-------- Material for the task
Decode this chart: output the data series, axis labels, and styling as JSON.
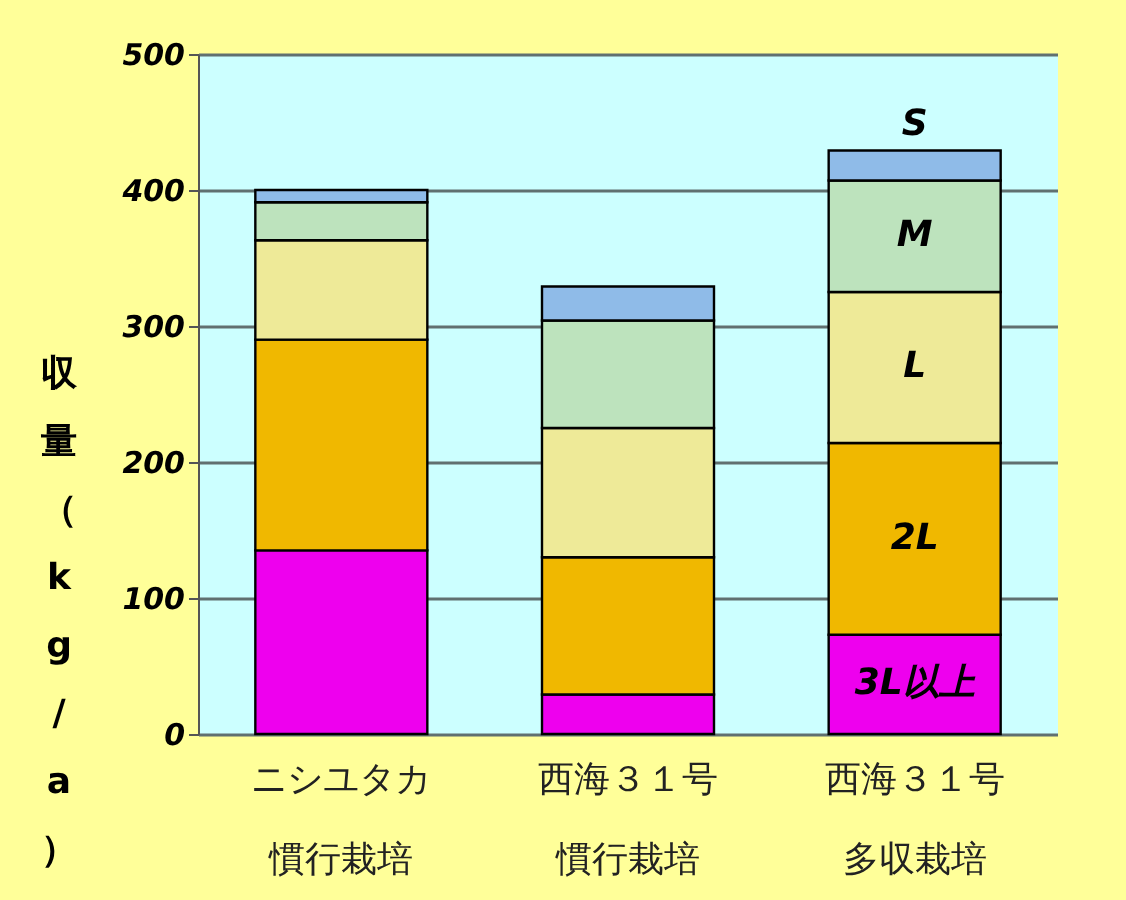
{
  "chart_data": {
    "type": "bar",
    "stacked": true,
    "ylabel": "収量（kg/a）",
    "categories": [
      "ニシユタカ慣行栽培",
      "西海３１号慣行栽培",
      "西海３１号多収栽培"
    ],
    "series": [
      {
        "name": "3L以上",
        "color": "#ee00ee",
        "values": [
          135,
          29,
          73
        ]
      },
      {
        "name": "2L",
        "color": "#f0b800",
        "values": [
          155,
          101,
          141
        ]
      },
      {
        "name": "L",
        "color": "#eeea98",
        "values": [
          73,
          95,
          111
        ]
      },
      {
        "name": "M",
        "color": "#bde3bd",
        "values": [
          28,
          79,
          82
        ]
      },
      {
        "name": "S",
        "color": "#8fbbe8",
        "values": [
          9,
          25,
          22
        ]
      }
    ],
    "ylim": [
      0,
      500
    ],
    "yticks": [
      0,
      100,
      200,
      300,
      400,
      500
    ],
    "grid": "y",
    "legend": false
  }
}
----------------
-------- Material for the task
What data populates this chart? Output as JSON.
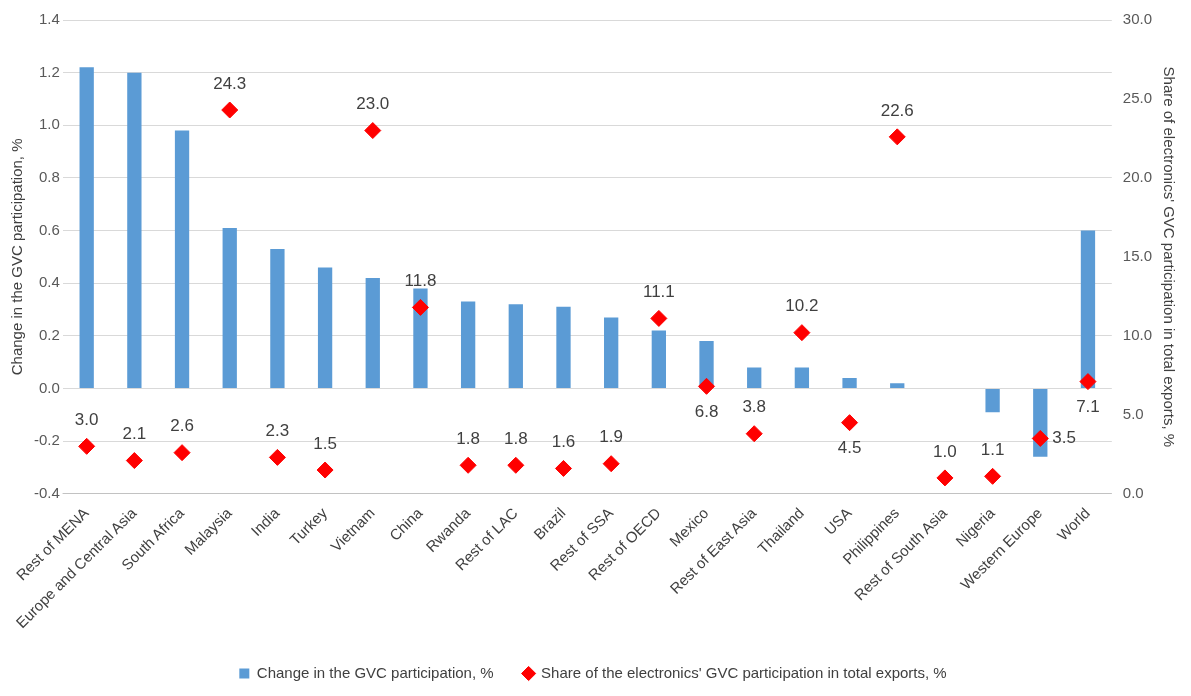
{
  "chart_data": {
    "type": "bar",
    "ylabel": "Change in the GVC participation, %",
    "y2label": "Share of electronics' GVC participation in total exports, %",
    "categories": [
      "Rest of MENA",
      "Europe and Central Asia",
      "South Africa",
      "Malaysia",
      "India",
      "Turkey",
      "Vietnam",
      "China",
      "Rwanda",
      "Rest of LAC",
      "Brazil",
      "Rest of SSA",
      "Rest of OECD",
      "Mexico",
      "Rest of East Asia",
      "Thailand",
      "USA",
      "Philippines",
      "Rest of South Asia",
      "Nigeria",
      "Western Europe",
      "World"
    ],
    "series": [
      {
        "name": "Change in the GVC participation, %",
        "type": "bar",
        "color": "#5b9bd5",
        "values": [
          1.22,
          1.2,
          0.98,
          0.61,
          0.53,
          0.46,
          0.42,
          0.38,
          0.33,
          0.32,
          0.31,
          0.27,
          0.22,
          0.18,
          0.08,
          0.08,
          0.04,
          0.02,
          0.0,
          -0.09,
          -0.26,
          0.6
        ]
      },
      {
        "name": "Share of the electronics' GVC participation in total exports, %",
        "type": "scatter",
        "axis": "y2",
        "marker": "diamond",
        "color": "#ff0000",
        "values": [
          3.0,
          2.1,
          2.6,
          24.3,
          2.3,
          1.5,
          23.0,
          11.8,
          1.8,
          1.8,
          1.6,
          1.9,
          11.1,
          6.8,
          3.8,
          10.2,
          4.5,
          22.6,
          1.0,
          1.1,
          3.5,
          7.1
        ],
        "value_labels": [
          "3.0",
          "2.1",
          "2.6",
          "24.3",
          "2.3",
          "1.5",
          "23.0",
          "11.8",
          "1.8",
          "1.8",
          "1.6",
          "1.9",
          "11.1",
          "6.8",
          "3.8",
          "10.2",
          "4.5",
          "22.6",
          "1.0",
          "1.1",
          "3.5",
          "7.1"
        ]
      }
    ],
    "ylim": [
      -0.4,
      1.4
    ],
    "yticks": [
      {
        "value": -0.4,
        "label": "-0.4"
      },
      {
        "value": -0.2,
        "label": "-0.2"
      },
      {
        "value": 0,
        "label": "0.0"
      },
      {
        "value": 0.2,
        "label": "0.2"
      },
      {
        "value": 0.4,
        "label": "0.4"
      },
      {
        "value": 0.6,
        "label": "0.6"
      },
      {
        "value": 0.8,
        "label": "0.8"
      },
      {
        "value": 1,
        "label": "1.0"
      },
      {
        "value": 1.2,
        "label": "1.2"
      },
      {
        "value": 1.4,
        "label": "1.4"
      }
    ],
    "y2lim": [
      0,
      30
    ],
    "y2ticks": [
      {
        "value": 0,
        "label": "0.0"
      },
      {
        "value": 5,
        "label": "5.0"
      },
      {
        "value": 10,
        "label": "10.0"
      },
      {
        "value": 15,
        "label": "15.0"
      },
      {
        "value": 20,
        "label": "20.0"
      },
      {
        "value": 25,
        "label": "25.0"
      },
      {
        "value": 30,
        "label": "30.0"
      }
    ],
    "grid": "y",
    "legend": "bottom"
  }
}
----------------
-------- Material for the task
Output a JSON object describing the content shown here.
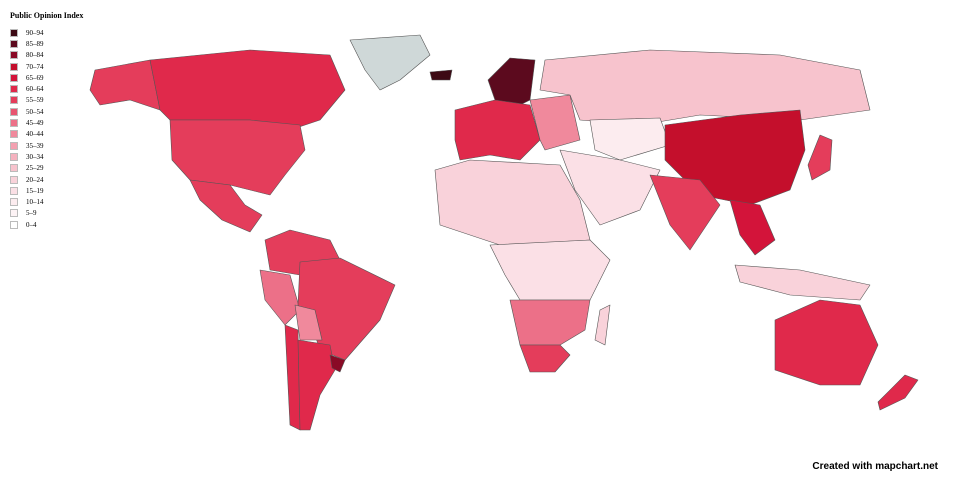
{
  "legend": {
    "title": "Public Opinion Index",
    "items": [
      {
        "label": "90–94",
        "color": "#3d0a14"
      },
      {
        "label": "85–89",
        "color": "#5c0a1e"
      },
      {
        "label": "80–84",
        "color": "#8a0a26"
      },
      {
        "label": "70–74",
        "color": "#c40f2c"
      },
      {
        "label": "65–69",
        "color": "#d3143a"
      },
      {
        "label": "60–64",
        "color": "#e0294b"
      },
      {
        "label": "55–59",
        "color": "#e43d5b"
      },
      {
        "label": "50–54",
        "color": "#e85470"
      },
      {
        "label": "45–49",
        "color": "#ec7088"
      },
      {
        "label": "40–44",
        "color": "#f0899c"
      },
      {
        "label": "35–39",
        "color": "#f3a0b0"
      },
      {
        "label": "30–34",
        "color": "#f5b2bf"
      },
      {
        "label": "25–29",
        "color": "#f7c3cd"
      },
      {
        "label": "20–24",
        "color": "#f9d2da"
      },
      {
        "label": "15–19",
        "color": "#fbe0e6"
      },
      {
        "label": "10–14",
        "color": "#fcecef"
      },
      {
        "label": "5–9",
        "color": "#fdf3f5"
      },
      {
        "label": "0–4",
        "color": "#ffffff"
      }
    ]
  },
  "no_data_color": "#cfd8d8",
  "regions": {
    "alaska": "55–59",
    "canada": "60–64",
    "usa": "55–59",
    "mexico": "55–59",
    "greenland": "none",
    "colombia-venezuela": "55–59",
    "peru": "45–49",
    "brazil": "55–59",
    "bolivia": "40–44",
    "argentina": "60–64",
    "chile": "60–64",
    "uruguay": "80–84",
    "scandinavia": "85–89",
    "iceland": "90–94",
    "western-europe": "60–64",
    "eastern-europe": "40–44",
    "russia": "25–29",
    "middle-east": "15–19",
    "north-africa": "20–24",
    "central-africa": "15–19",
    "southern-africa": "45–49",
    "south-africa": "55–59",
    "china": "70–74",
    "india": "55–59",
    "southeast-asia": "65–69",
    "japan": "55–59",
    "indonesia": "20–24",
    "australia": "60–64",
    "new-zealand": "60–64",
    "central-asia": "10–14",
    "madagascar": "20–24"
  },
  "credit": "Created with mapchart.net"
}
----------------
Show every line in the records above that contains the word "JSON".

Decode this chart: output the data series, axis labels, and styling as JSON.
What data populates this chart? Output as JSON.
Output a JSON object describing the content shown here.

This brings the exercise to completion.